— BEGIN Passage given —

On the November 25th cover of The New York Times Magazine, Nancy Pelosi poses in a crisp coral pantsuit and matching heels. Her legs are crossed at the knee—shocking!—not the ankle beneath the quote, “No one gives you power. You have to take it from them.” Rewind about a century, to a drawing room of Gilded Age Manhattan. Pinky finger lifted from a bone china teacup; corseted, beruffled, millinered-to-the-heavens, Alva Vanderbilt Belmont makes an eerily similar remark: “Men only respect power. So we must be powerful.” The relationship of women to power has always been fraught.
Britt Tisdale: In a starred review, Publishers Weekly wrote of your new novel A Well-Behaved Woman, “Fowler’s engrossing successor to 2013’s Z: A Novel of Zelda Fitzgerald, again showcases her genius for seeing beyond the myths of iconic women.” Many of us have an image of Zelda Fitzgerald, while less is known about Alva Vanderbilt Belmont. How did you come to her as a subject?
Therese Anne Fowler: Alva was at the end of a research trail that began with an article I came across detailing the famous 1934 custody battle waged for “little” Gloria Vanderbilt by her aunt, Gertrude Vanderbilt Whitney, against her mother, Gloria Morgan Vanderbilt. I was intrigued by the women and the scandal, and went looking for more information about the family. It turns out that where the family’s social standing is concerned, all roads lead back to young Alva Smith, who married into the family the year Gertrude was born. I quickly learned that Alva was a fascinating figure in her own right.
BT: Historically, Alva has a bad reputation. She’s known for being a materialistic social climber, flaunting her extreme wealth, and forcing her daughter into an advantageous marriage. Yet she also championed women’s suffrage, fought to include African American women in the movement, and helped found the National Woman’s Party. How do you reconcile these apparent inconsistencies?
TAF: That, in a nutshell, was the challenge. But as I came to understand, that bad reputation is largely unearned. Many people who were writing about her in her time labeled her critically because she dared to assert herself at a time when women were supposed to be content with “feminine” behaviors and pursuits.

— END Passage given —

**Tasks to carry out:**
- A) In the interview, what year was the custody battle over "little" Gloria Vanderbilt?
- B) Reproduce the stretch of the interview from "On the November" through "always been fraught." word for word.

— BEGIN Listed entries —

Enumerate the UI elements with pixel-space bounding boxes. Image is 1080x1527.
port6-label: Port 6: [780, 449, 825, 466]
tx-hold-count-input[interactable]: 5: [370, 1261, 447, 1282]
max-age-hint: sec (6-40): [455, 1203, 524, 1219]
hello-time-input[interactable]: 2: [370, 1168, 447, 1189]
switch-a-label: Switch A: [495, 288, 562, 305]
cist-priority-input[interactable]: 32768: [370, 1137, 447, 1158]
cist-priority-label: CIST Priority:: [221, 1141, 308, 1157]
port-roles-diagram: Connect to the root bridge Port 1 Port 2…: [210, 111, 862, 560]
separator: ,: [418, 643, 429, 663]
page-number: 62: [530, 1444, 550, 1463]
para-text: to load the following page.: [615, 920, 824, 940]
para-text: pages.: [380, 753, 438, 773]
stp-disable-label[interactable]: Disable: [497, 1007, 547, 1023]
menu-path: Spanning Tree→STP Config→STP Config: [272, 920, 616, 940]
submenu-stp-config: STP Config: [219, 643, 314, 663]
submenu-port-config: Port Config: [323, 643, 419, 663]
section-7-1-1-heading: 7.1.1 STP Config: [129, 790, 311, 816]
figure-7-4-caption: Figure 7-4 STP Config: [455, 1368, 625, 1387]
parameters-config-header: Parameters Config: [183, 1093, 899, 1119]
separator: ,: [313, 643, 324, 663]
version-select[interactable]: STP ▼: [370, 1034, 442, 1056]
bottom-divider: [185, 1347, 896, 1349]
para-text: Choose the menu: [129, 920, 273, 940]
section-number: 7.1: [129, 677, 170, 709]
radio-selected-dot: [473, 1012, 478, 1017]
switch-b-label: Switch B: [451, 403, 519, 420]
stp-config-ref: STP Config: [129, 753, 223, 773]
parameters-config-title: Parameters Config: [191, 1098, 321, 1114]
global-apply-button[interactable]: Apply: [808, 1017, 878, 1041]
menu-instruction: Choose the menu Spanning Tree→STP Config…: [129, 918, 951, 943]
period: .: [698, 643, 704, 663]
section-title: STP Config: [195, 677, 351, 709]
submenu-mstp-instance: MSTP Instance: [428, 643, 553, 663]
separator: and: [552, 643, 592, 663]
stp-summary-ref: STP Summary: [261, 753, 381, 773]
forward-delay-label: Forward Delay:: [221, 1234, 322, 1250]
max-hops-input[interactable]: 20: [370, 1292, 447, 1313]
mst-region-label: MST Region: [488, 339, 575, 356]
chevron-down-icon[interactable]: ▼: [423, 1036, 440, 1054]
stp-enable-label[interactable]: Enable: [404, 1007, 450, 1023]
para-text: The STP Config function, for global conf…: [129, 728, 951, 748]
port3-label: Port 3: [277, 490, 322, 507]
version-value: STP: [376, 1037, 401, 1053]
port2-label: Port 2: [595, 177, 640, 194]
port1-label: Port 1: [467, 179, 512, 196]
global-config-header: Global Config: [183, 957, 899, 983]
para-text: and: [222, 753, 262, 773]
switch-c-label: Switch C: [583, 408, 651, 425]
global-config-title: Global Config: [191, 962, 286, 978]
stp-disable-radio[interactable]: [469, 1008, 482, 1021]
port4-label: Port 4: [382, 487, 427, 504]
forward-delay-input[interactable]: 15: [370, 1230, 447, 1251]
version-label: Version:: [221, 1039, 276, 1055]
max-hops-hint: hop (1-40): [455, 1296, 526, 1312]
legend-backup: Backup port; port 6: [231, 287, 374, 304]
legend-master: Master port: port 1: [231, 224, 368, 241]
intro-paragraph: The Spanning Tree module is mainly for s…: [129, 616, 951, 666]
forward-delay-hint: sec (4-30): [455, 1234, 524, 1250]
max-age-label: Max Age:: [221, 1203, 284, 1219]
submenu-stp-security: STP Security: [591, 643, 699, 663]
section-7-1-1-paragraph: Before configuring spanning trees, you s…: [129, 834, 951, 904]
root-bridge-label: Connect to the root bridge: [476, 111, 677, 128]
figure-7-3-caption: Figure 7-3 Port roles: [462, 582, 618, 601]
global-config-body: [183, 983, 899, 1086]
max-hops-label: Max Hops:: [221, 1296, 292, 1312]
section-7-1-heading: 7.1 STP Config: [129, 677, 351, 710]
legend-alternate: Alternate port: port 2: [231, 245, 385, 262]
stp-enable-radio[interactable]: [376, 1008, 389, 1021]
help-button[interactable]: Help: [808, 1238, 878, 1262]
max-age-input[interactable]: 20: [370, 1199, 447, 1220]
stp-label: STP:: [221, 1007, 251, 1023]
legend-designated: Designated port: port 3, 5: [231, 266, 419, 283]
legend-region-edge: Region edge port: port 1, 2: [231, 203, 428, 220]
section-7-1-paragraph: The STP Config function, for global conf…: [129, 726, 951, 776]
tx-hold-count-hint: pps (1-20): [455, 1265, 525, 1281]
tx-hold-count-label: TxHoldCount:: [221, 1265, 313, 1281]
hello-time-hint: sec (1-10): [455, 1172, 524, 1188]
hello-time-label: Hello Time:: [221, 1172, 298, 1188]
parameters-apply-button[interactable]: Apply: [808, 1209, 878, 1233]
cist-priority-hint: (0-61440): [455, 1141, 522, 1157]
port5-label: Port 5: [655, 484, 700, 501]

— END Listed entries —

**Task-by-task solutions:**
- A) 1934

- B)
On the November 25th cover of The New York Times Magazine, Nancy Pelosi poses in a crisp coral pantsuit and matching heels. Her legs are crossed at the knee—shocking!—not the ankle beneath the quote, “No one gives you power. You have to take it from them.” Rewind about a century, to a drawing room of Gilded Age Manhattan. Pinky finger lifted from a bone china teacup; corseted, beruffled, millinered-to-the-heavens, Alva Vanderbilt Belmont makes an eerily similar remark: “Men only respect power. So we must be powerful.” The relationship of women to power has always been fraught.